Extract from the listing each line in which the word "value" appears.

▬▬▬

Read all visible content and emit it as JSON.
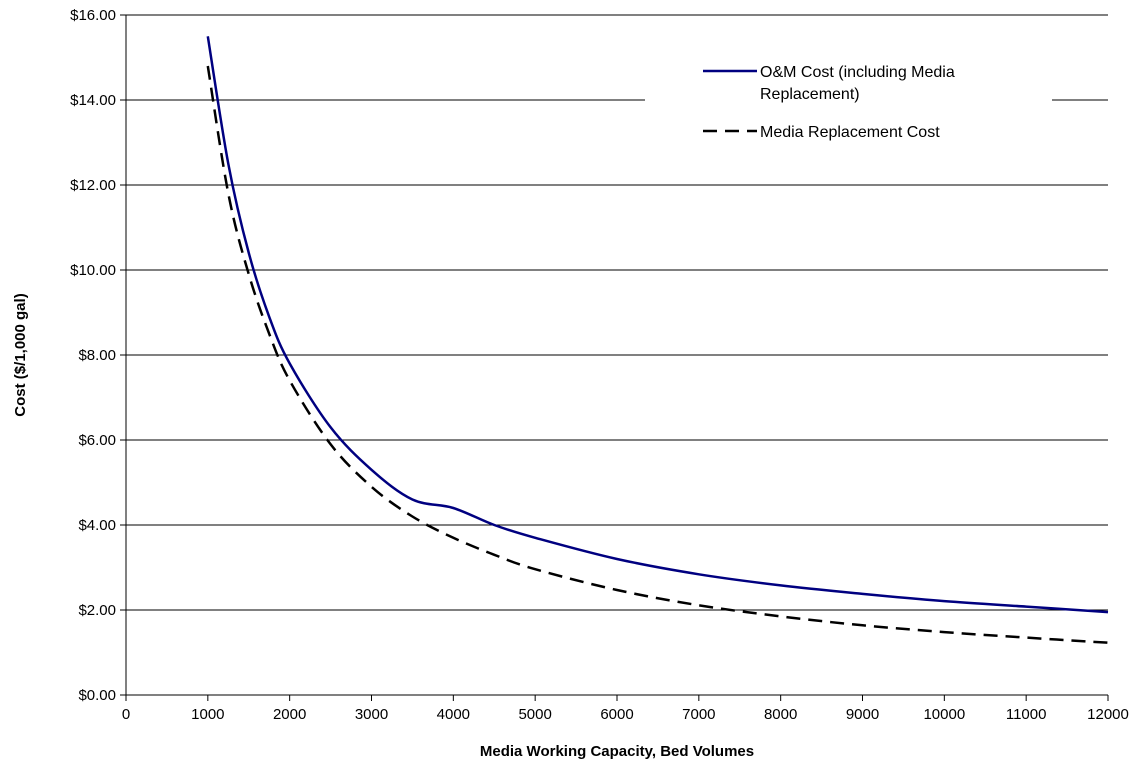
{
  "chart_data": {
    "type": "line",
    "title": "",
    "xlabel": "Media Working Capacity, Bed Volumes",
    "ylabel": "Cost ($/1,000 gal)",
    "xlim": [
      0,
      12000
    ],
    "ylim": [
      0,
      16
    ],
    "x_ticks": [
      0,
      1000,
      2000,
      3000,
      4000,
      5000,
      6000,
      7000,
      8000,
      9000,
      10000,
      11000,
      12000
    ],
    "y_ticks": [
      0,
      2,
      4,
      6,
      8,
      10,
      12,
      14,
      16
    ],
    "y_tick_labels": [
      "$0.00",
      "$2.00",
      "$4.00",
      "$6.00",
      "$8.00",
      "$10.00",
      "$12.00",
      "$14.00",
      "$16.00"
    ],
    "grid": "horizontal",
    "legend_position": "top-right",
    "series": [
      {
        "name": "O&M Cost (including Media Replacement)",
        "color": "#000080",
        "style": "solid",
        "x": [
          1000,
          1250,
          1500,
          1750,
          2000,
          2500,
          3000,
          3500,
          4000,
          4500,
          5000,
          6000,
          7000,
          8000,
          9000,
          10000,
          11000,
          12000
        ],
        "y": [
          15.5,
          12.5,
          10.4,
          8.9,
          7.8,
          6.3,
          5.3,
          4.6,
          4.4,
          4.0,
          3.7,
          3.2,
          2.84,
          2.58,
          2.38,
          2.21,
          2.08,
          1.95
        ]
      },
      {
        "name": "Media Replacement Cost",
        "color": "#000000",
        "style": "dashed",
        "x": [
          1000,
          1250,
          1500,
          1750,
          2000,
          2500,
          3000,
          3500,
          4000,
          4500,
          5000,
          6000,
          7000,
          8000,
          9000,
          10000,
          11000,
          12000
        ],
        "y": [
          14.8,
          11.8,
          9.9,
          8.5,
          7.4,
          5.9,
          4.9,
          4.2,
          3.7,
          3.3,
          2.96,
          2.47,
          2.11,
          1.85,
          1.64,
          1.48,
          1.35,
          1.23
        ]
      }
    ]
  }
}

▬▬▬

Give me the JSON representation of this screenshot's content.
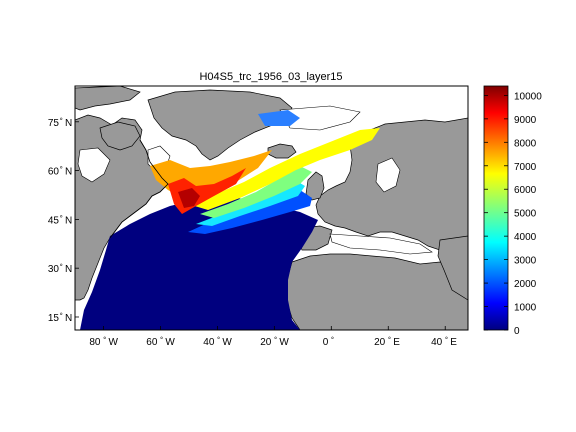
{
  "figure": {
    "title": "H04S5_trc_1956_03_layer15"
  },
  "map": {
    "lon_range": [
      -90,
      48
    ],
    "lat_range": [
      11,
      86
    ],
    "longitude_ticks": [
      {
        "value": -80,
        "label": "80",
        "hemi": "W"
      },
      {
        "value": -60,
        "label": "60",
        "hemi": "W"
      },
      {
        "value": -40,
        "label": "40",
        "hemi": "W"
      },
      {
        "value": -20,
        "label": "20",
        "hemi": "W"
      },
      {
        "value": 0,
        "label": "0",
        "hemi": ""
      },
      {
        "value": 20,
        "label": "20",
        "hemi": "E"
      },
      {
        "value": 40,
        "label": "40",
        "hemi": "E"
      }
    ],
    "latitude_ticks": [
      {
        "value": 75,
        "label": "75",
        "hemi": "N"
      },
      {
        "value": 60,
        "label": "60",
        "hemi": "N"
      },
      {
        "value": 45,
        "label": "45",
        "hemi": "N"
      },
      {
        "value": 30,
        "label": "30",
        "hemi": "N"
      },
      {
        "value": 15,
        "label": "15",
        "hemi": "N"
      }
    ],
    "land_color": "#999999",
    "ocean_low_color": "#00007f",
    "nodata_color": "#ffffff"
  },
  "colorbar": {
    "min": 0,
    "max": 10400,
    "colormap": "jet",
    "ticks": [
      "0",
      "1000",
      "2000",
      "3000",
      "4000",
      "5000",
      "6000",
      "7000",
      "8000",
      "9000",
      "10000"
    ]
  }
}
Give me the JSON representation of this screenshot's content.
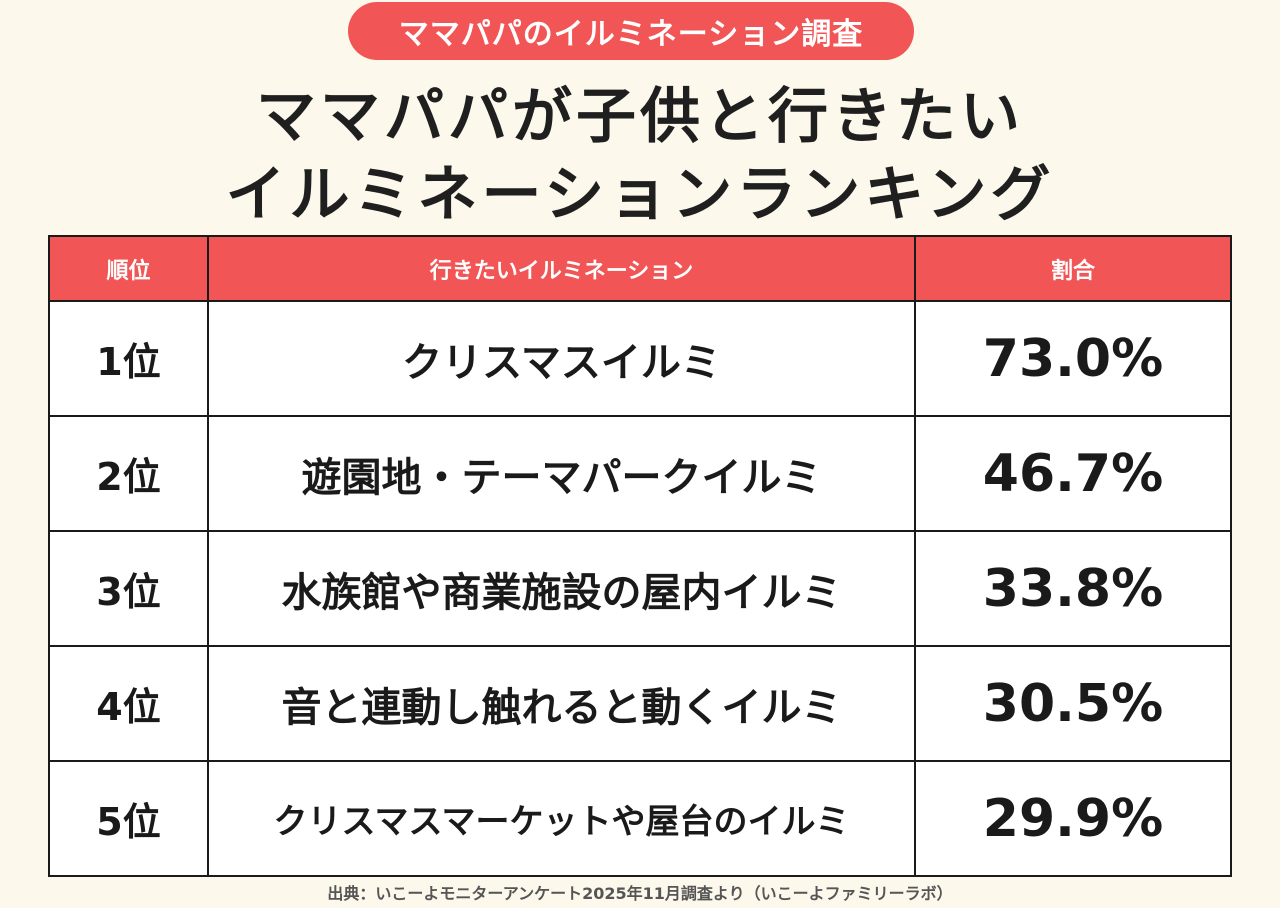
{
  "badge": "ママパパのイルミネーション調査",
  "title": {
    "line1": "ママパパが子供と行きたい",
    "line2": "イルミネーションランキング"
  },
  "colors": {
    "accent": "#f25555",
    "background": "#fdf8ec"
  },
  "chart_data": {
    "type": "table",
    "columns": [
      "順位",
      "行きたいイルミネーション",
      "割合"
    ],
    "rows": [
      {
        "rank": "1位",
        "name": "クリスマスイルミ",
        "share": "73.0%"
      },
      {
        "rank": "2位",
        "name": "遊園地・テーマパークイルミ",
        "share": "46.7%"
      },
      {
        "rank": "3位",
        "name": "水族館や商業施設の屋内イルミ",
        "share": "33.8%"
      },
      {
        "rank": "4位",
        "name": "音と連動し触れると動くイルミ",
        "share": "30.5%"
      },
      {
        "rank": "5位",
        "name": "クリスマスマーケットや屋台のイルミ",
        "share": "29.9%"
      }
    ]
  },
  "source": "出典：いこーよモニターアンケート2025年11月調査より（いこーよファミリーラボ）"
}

▬▬▬

- SOLVED EXERCISE
        "value": -80,
        "value": -60,
        "value": -40,
        "value": -20,
        "value": 0,
        "value": 20,
        "value": 40,
        "value": 75,
        "value": 60,
        "value": 45,
        "value": 30,
        "value": 15,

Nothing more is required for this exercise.